**AIM:** Find "Type out the text in this image." in the data below; transcribe the line it appears on and each line after it, exactly, to the end, and nothing else.

··· DATA SHOWN ···

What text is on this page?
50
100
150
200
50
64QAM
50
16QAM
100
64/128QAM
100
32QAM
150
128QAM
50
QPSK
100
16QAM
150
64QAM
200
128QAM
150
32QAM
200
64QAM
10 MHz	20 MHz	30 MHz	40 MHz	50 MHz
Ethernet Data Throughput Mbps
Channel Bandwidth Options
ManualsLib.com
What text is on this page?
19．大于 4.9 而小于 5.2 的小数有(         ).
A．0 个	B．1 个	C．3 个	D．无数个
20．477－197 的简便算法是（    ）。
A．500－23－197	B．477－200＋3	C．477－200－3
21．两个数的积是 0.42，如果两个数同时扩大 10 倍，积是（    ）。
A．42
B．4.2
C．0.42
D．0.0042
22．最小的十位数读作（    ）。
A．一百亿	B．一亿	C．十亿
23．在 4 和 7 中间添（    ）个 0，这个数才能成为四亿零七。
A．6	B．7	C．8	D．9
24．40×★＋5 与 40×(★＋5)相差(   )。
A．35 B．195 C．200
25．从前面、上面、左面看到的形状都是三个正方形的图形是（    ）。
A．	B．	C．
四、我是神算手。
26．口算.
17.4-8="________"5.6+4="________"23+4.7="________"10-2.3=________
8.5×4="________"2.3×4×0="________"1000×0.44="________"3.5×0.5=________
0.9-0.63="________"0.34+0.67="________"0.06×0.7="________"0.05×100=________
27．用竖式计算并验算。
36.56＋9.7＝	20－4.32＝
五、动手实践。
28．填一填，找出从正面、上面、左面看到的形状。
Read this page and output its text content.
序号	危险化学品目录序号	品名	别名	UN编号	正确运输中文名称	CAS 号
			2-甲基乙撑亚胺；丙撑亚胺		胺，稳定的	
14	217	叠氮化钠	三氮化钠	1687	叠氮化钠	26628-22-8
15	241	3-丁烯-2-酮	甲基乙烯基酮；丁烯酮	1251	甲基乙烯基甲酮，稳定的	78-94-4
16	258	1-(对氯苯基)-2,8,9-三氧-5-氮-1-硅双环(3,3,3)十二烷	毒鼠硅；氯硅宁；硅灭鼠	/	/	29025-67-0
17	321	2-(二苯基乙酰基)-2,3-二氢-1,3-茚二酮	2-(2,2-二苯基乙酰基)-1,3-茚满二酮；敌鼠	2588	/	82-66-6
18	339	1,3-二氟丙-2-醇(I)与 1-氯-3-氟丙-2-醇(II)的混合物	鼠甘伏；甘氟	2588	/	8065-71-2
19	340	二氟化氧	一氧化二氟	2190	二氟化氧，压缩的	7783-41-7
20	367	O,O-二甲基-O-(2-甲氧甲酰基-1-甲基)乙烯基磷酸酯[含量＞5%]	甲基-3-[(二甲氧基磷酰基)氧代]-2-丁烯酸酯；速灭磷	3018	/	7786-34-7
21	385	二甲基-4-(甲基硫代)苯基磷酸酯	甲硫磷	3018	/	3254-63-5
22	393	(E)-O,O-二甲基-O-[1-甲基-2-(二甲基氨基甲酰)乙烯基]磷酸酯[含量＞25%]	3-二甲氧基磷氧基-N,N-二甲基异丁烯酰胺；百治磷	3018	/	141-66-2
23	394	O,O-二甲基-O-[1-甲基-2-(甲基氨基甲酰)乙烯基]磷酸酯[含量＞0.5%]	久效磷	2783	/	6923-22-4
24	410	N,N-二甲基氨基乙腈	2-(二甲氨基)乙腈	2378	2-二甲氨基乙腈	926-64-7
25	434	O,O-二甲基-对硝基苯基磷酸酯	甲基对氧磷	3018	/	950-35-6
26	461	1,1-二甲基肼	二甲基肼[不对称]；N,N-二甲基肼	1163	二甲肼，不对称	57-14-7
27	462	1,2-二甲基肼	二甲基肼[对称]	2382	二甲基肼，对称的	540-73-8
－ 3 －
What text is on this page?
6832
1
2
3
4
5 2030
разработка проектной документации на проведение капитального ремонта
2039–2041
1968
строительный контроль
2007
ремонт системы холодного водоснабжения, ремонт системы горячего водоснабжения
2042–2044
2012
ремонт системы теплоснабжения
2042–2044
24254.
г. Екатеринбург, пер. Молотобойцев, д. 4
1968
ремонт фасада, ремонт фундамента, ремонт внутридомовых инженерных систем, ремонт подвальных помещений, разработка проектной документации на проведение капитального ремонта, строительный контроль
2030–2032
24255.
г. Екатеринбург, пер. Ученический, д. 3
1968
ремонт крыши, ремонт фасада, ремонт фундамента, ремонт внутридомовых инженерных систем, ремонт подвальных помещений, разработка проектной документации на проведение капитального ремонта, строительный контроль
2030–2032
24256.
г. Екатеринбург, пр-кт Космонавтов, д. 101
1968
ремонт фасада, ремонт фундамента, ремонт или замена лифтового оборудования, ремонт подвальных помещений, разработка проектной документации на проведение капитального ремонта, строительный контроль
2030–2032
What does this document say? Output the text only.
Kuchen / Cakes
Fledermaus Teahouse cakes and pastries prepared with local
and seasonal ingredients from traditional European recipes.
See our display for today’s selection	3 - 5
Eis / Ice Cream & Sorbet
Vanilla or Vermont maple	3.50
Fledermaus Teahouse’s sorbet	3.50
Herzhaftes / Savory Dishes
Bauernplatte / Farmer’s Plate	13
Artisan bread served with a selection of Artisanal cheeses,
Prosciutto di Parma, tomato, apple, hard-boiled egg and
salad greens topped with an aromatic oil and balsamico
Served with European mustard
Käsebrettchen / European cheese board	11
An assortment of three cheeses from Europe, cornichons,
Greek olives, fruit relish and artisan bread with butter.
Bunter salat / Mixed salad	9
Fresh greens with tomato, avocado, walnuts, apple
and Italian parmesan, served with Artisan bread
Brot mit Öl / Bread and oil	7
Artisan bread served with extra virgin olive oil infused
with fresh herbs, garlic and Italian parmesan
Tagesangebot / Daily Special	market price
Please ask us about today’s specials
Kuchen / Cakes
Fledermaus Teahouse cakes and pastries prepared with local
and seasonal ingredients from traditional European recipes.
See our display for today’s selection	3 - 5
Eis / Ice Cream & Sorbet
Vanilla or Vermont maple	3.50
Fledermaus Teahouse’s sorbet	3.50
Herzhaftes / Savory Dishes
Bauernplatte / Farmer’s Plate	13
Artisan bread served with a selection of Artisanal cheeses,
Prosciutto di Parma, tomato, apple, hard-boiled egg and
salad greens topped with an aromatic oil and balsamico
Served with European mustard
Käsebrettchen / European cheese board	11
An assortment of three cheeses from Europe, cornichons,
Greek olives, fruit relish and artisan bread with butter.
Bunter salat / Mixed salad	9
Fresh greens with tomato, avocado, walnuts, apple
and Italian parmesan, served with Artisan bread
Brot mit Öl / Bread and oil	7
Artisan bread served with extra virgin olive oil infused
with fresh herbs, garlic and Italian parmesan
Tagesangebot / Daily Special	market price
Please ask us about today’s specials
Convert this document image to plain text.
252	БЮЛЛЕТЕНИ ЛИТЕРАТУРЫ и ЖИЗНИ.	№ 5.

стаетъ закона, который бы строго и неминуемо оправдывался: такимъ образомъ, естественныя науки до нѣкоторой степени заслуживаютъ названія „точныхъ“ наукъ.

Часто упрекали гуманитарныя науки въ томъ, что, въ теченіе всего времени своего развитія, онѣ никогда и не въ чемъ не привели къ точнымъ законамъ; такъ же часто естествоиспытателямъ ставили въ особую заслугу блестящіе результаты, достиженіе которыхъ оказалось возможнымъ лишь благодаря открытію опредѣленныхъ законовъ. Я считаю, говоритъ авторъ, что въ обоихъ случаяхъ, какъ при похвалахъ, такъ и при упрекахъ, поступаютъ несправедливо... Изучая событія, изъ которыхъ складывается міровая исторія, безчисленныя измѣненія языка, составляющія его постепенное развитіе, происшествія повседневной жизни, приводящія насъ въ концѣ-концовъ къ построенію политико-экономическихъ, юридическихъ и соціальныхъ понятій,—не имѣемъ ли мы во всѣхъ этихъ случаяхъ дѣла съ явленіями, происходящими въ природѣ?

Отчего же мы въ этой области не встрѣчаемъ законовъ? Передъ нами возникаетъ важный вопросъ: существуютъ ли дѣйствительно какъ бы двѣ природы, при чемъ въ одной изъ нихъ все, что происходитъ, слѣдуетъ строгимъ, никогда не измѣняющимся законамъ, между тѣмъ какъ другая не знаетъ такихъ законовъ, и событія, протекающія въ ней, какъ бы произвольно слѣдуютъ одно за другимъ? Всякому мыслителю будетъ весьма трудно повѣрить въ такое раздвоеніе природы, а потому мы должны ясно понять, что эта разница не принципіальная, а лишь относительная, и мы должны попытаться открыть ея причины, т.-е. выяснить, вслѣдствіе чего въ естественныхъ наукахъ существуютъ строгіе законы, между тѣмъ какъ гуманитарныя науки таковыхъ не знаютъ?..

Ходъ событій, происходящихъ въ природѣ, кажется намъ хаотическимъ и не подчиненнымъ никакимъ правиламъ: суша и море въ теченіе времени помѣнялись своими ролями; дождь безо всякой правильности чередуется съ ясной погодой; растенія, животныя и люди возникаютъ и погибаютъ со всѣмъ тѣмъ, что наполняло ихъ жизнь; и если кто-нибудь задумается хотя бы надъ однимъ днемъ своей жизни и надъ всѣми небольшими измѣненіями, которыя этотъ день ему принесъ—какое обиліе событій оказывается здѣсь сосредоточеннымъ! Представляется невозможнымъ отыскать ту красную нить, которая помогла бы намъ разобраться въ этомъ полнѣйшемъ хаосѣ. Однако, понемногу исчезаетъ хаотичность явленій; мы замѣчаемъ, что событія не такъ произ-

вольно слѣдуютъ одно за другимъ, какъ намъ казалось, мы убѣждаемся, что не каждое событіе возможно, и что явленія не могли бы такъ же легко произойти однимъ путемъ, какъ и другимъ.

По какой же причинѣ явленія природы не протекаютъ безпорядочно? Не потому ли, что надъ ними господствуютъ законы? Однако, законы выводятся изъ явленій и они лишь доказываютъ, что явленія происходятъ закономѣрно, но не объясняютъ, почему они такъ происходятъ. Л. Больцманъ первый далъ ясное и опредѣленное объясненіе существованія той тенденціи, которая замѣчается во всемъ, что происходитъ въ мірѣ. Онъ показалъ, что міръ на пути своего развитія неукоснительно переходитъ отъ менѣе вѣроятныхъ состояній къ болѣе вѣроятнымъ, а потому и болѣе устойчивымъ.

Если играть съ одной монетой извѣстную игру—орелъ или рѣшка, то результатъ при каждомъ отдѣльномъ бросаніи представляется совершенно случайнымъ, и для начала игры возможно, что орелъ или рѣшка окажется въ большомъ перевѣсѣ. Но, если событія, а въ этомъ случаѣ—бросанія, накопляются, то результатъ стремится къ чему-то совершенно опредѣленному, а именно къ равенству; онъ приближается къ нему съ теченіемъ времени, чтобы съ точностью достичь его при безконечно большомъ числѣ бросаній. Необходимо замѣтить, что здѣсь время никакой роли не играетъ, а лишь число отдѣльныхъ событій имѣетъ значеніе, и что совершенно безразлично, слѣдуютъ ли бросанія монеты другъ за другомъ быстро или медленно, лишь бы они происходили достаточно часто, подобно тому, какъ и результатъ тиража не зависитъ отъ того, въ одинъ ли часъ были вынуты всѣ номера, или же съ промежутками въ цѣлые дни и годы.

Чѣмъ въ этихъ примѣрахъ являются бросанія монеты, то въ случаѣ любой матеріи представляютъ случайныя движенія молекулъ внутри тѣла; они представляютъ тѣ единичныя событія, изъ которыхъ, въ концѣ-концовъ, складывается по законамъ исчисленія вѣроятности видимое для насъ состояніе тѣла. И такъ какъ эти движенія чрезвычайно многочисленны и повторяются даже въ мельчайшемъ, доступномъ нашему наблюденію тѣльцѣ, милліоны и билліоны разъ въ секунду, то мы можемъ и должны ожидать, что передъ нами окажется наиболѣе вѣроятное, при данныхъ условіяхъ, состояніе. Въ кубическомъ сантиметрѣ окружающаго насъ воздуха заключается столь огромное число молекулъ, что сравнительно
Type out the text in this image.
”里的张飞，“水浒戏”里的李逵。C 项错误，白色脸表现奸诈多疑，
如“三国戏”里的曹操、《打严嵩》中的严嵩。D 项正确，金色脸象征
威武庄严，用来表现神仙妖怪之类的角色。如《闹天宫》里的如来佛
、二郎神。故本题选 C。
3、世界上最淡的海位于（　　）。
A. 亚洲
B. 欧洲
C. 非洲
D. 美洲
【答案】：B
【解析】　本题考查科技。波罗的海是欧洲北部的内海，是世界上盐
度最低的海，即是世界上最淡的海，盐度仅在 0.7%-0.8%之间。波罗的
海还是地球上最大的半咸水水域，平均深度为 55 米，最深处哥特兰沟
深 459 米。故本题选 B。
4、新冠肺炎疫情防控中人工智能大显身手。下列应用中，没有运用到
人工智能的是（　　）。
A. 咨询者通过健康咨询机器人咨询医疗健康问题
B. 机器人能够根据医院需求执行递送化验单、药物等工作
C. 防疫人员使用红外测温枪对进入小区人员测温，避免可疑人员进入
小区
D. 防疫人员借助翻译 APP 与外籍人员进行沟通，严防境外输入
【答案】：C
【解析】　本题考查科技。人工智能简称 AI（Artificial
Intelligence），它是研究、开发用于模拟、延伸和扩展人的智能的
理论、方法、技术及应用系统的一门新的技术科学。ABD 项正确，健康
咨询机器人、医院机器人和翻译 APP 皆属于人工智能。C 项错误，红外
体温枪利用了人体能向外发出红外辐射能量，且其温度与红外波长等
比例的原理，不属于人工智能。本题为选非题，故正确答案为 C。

···

**WORKED SOLUTION:**
Type out the text in this image.
”里的张飞，“水浒戏”里的李逵。C 项错误，白色脸表现奸诈多疑，
如“三国戏”里的曹操、《打严嵩》中的严嵩。D 项正确，金色脸象征
威武庄严，用来表现神仙妖怪之类的角色。如《闹天宫》里的如来佛
、二郎神。故本题选 C。
3、世界上最淡的海位于（　　）。
A. 亚洲
B. 欧洲
C. 非洲
D. 美洲
【答案】：B
【解析】　本题考查科技。波罗的海是欧洲北部的内海，是世界上盐
度最低的海，即是世界上最淡的海，盐度仅在 0.7%-0.8%之间。波罗的
海还是地球上最大的半咸水水域，平均深度为 55 米，最深处哥特兰沟
深 459 米。故本题选 B。
4、新冠肺炎疫情防控中人工智能大显身手。下列应用中，没有运用到
人工智能的是（　　）。
A. 咨询者通过健康咨询机器人咨询医疗健康问题
B. 机器人能够根据医院需求执行递送化验单、药物等工作
C. 防疫人员使用红外测温枪对进入小区人员测温，避免可疑人员进入
小区
D. 防疫人员借助翻译 APP 与外籍人员进行沟通，严防境外输入
【答案】：C
【解析】　本题考查科技。人工智能简称 AI（Artificial
Intelligence），它是研究、开发用于模拟、延伸和扩展人的智能的
理论、方法、技术及应用系统的一门新的技术科学。ABD 项正确，健康
咨询机器人、医院机器人和翻译 APP 皆属于人工智能。C 项错误，红外
体温枪利用了人体能向外发出红外辐射能量，且其温度与红外波长等
比例的原理，不属于人工智能。本题为选非题，故正确答案为 C。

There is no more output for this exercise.